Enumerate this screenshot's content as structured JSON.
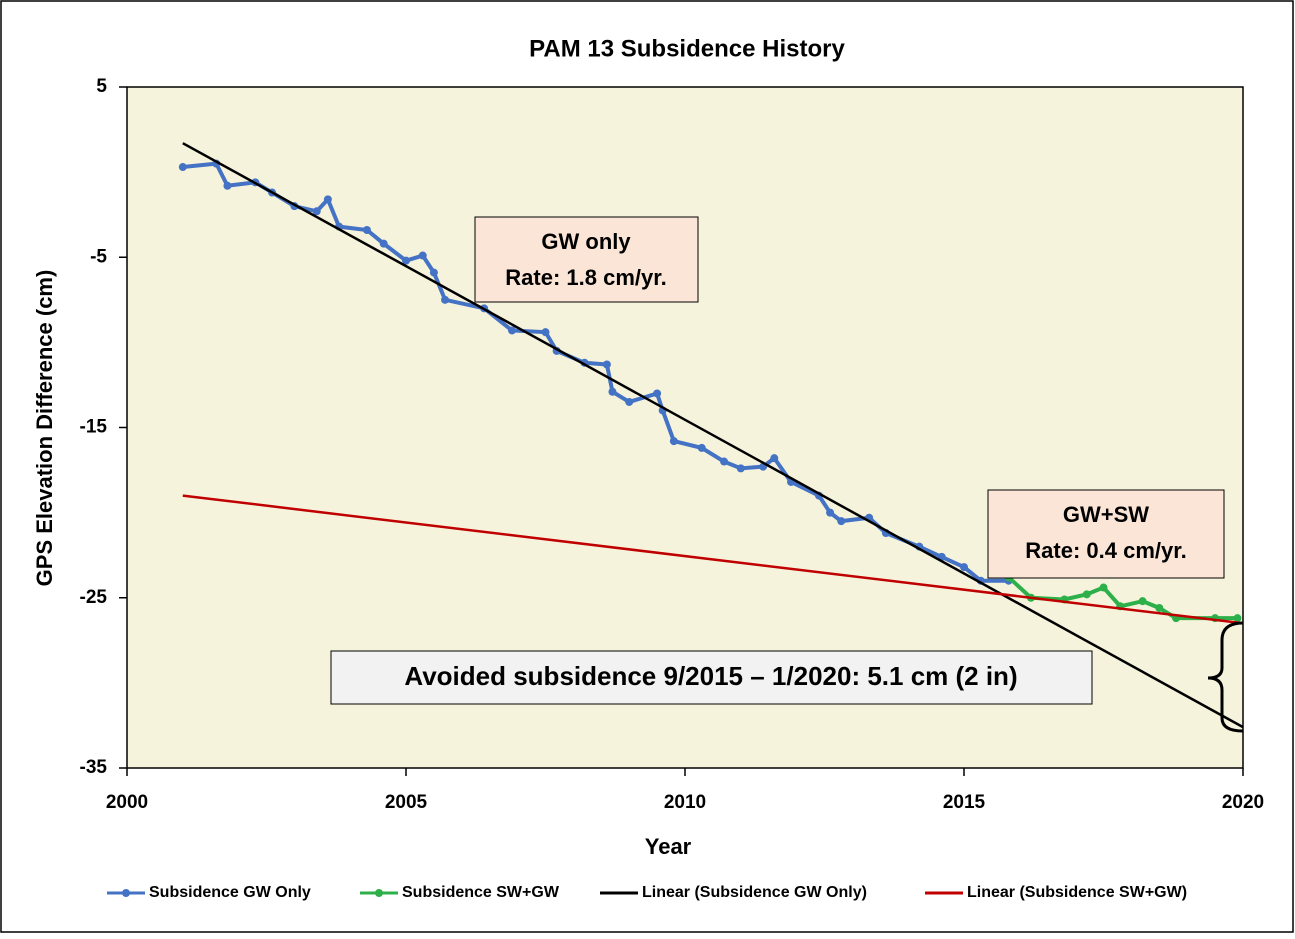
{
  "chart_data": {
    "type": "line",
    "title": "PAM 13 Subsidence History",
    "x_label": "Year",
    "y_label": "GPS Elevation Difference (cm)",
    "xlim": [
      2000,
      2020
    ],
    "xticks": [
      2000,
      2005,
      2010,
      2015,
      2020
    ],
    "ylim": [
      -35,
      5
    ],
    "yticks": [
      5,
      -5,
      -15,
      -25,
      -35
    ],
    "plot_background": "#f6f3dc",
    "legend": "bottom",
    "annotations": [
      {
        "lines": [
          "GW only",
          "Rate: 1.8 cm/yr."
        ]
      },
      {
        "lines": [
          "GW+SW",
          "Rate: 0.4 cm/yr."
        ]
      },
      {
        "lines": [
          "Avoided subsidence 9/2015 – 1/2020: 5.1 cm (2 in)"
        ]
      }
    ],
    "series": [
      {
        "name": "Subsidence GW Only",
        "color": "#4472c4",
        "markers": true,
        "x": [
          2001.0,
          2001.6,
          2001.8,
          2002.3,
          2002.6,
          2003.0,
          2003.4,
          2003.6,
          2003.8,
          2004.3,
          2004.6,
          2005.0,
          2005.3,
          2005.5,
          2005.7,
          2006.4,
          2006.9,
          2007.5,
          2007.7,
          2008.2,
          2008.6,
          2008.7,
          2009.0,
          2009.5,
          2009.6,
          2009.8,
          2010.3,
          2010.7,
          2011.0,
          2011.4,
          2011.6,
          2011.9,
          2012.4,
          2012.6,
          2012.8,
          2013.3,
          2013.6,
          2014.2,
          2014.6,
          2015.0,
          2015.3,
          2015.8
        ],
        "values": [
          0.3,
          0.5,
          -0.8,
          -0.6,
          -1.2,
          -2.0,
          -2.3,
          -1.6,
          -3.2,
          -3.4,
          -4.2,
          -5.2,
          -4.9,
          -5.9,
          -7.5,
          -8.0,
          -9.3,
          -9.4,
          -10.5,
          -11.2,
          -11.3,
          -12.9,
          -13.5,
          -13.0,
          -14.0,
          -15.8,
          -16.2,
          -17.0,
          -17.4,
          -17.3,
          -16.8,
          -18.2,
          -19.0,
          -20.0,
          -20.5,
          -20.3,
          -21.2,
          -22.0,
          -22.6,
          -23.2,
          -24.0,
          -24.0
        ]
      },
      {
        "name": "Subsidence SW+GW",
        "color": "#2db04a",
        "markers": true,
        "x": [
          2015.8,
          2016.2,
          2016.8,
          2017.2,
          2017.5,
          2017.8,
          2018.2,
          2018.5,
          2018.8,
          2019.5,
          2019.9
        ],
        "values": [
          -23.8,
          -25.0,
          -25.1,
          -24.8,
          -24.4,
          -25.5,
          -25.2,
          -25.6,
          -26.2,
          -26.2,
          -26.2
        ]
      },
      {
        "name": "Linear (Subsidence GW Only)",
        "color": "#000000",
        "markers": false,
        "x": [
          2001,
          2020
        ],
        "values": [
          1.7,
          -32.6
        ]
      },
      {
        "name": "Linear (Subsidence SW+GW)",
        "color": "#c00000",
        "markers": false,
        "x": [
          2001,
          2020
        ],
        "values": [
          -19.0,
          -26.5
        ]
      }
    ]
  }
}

────────────────────

Exercise objective :: List the lines that contain the word "Linear".

Worked solution ::
        "name": "Linear (Subsidence GW Only)",
        "name": "Linear (Subsidence SW+GW)",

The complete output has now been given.